GOAL OF THE EXERCISE ▸ Copy out the entries exactly, from the first line to the last.
_____
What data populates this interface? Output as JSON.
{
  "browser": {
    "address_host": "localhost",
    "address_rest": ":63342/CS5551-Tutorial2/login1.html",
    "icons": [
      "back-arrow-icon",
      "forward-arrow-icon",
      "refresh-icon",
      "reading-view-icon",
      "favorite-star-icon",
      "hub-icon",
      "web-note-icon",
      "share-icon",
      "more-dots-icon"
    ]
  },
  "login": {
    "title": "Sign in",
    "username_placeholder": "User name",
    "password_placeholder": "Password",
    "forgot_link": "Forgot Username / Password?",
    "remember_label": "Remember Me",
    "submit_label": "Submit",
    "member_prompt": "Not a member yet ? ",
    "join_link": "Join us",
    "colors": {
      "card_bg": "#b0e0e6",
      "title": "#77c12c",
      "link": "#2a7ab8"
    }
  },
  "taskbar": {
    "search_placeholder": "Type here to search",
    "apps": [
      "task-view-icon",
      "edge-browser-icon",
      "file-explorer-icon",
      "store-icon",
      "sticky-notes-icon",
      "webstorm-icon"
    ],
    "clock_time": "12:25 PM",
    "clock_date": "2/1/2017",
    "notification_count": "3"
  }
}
_____
REPLY TO THE EXERCISE ▸
What data populates this interface? Output as JSON.
{
  "browser": {
    "address_host": "localhost",
    "address_rest": ":63342/CS5551-Tutorial2/login1.html",
    "icons": [
      "back-arrow-icon",
      "forward-arrow-icon",
      "refresh-icon",
      "reading-view-icon",
      "favorite-star-icon",
      "hub-icon",
      "web-note-icon",
      "share-icon",
      "more-dots-icon"
    ]
  },
  "login": {
    "title": "Sign in",
    "username_placeholder": "User name",
    "password_placeholder": "Password",
    "forgot_link": "Forgot Username / Password?",
    "remember_label": "Remember Me",
    "submit_label": "Submit",
    "member_prompt": "Not a member yet ? ",
    "join_link": "Join us",
    "colors": {
      "card_bg": "#b0e0e6",
      "title": "#77c12c",
      "link": "#2a7ab8"
    }
  },
  "taskbar": {
    "search_placeholder": "Type here to search",
    "apps": [
      "task-view-icon",
      "edge-browser-icon",
      "file-explorer-icon",
      "store-icon",
      "sticky-notes-icon",
      "webstorm-icon"
    ],
    "clock_time": "12:25 PM",
    "clock_date": "2/1/2017",
    "notification_count": "3"
  }
}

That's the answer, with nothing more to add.